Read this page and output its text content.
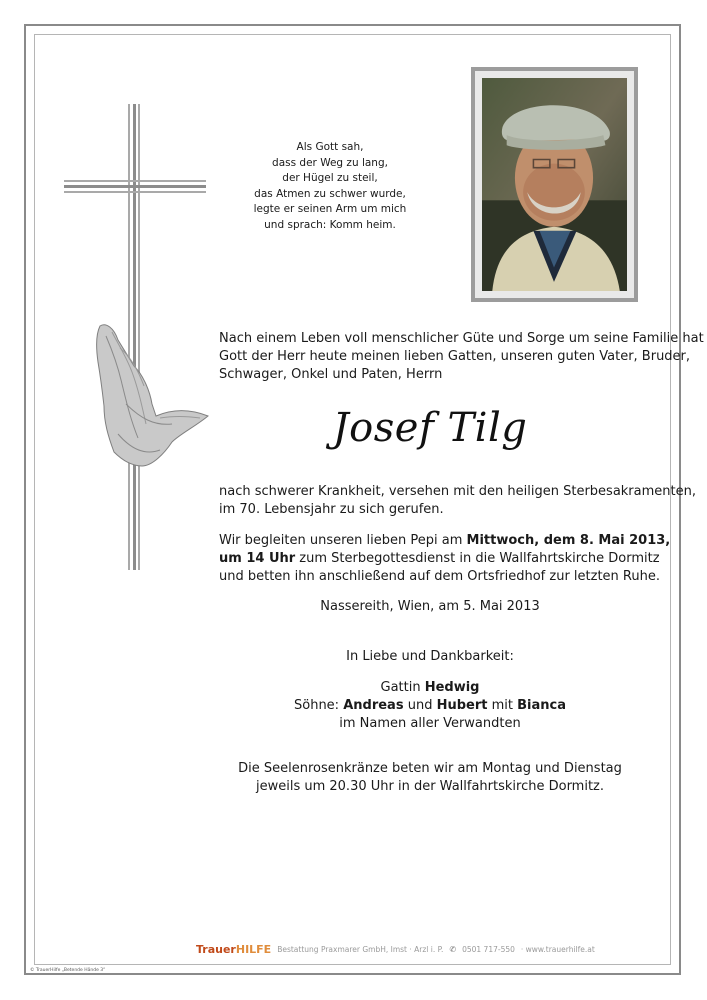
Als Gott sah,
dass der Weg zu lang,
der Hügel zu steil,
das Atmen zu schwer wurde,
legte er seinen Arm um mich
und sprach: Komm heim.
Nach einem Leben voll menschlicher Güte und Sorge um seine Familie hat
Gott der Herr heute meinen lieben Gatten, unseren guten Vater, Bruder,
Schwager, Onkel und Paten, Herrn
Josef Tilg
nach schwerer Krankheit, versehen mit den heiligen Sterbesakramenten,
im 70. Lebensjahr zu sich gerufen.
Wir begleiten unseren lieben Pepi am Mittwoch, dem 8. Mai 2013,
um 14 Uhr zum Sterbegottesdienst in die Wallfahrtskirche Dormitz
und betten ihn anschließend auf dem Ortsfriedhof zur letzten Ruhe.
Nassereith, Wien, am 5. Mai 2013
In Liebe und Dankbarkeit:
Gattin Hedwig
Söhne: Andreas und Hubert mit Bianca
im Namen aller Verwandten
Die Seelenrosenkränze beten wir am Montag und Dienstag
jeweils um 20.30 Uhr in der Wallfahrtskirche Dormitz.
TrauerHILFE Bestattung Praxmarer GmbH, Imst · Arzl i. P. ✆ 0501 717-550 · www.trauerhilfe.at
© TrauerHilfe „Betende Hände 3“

──────────────────────────────

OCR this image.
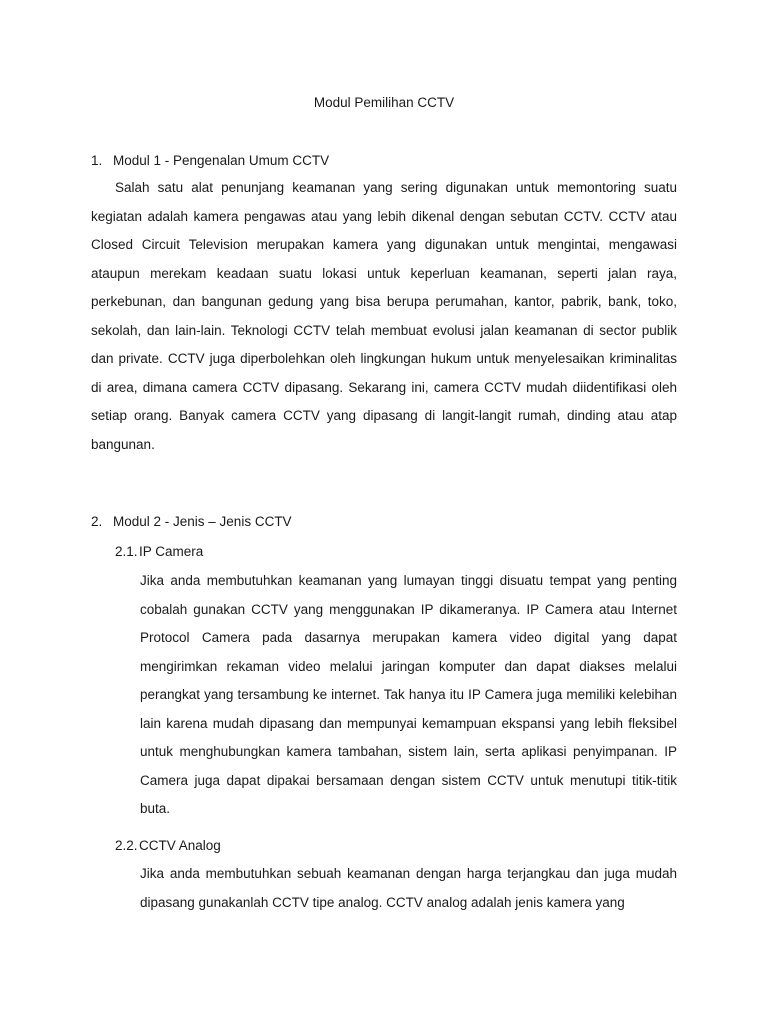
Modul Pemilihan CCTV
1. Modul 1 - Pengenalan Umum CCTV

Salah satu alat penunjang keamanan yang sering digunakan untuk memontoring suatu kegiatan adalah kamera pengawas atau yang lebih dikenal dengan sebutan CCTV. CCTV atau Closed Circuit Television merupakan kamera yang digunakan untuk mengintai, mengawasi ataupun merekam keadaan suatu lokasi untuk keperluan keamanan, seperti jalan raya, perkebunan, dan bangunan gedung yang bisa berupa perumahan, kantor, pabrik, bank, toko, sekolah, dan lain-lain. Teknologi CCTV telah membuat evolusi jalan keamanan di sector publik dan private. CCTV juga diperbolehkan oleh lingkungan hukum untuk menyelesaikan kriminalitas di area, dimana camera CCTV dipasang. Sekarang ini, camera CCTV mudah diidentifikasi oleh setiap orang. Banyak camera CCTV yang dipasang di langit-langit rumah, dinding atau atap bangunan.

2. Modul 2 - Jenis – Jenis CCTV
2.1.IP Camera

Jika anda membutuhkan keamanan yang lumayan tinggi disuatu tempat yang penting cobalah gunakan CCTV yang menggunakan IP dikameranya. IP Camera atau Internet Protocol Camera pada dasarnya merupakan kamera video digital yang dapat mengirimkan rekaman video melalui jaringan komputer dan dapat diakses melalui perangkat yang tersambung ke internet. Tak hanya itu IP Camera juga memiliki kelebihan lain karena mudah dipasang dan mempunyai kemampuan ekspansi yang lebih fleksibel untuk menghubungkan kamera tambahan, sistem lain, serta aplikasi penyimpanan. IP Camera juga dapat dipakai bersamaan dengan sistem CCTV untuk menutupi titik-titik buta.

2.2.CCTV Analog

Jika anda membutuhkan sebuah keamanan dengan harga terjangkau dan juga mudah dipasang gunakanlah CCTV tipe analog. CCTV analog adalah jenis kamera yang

──────────────────────────────

## What you need to do
The answer is the number of lines in the preceding material that hold "Wallfahrtskirche"; write that number and nothing else.

## Reply
2